====== INPUT

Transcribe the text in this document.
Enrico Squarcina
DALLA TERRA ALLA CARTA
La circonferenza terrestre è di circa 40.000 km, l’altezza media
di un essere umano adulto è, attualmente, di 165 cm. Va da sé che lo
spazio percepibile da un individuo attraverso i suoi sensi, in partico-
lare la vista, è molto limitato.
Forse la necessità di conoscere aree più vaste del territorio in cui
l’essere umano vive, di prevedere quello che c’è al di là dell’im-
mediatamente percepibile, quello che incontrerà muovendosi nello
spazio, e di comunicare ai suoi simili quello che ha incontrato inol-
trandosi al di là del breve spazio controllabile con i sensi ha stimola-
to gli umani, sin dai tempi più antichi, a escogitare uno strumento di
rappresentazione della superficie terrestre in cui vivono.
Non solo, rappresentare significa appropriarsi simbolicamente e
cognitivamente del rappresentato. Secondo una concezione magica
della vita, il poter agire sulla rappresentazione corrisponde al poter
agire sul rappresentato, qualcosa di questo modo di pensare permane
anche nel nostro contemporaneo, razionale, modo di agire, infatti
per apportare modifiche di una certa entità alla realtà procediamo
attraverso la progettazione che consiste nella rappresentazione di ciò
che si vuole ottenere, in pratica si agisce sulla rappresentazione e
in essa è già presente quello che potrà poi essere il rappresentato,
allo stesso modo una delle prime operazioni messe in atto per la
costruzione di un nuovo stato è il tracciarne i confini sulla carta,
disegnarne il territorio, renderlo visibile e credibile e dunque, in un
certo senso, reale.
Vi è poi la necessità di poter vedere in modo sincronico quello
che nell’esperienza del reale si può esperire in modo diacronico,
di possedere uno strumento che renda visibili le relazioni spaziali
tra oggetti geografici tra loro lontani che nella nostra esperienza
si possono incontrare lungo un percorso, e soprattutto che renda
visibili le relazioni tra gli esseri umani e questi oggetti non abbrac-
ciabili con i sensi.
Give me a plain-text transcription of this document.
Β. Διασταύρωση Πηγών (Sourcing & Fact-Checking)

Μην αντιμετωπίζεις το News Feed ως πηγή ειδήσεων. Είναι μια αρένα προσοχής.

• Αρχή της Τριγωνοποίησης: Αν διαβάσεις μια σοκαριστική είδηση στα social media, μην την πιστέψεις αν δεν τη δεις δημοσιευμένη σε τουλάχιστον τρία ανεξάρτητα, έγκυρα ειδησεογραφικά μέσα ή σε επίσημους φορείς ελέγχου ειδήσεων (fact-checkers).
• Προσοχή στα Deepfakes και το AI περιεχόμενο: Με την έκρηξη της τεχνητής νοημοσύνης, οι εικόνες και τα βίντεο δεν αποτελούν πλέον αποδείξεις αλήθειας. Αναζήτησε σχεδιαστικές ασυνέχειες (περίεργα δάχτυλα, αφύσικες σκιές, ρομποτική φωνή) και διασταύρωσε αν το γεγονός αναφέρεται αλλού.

============

Your task is to extract all of the records exactly.

Transcribe the text in this document.
Enrico Squarcina
DALLA TERRA ALLA CARTA
La circonferenza terrestre è di circa 40.000 km, l’altezza media
di un essere umano adulto è, attualmente, di 165 cm. Va da sé che lo
spazio percepibile da un individuo attraverso i suoi sensi, in partico-
lare la vista, è molto limitato.
Forse la necessità di conoscere aree più vaste del territorio in cui
l’essere umano vive, di prevedere quello che c’è al di là dell’im-
mediatamente percepibile, quello che incontrerà muovendosi nello
spazio, e di comunicare ai suoi simili quello che ha incontrato inol-
trandosi al di là del breve spazio controllabile con i sensi ha stimola-
to gli umani, sin dai tempi più antichi, a escogitare uno strumento di
rappresentazione della superficie terrestre in cui vivono.
Non solo, rappresentare significa appropriarsi simbolicamente e
cognitivamente del rappresentato. Secondo una concezione magica
della vita, il poter agire sulla rappresentazione corrisponde al poter
agire sul rappresentato, qualcosa di questo modo di pensare permane
anche nel nostro contemporaneo, razionale, modo di agire, infatti
per apportare modifiche di una certa entità alla realtà procediamo
attraverso la progettazione che consiste nella rappresentazione di ciò
che si vuole ottenere, in pratica si agisce sulla rappresentazione e
in essa è già presente quello che potrà poi essere il rappresentato,
allo stesso modo una delle prime operazioni messe in atto per la
costruzione di un nuovo stato è il tracciarne i confini sulla carta,
disegnarne il territorio, renderlo visibile e credibile e dunque, in un
certo senso, reale.
Vi è poi la necessità di poter vedere in modo sincronico quello
che nell’esperienza del reale si può esperire in modo diacronico,
di possedere uno strumento che renda visibili le relazioni spaziali
tra oggetti geografici tra loro lontani che nella nostra esperienza
si possono incontrare lungo un percorso, e soprattutto che renda
visibili le relazioni tra gli esseri umani e questi oggetti non abbrac-
ciabili con i sensi.
Give me a plain-text transcription of this document.
Β. Διασταύρωση Πηγών (Sourcing & Fact-Checking)

Μην αντιμετωπίζεις το News Feed ως πηγή ειδήσεων. Είναι μια αρένα προσοχής.

• Αρχή της Τριγωνοποίησης: Αν διαβάσεις μια σοκαριστική είδηση στα social media, μην την πιστέψεις αν δεν τη δεις δημοσιευμένη σε τουλάχιστον τρία ανεξάρτητα, έγκυρα ειδησεογραφικά μέσα ή σε επίσημους φορείς ελέγχου ειδήσεων (fact-checkers).
• Προσοχή στα Deepfakes και το AI περιεχόμενο: Με την έκρηξη της τεχνητής νοημοσύνης, οι εικόνες και τα βίντεο δεν αποτελούν πλέον αποδείξεις αλήθειας. Αναζήτησε σχεδιαστικές ασυνέχειες (περίεργα δάχτυλα, αφύσικες σκιές, ρομποτική φωνή) και διασταύρωσε αν το γεγονός αναφέρεται αλλού.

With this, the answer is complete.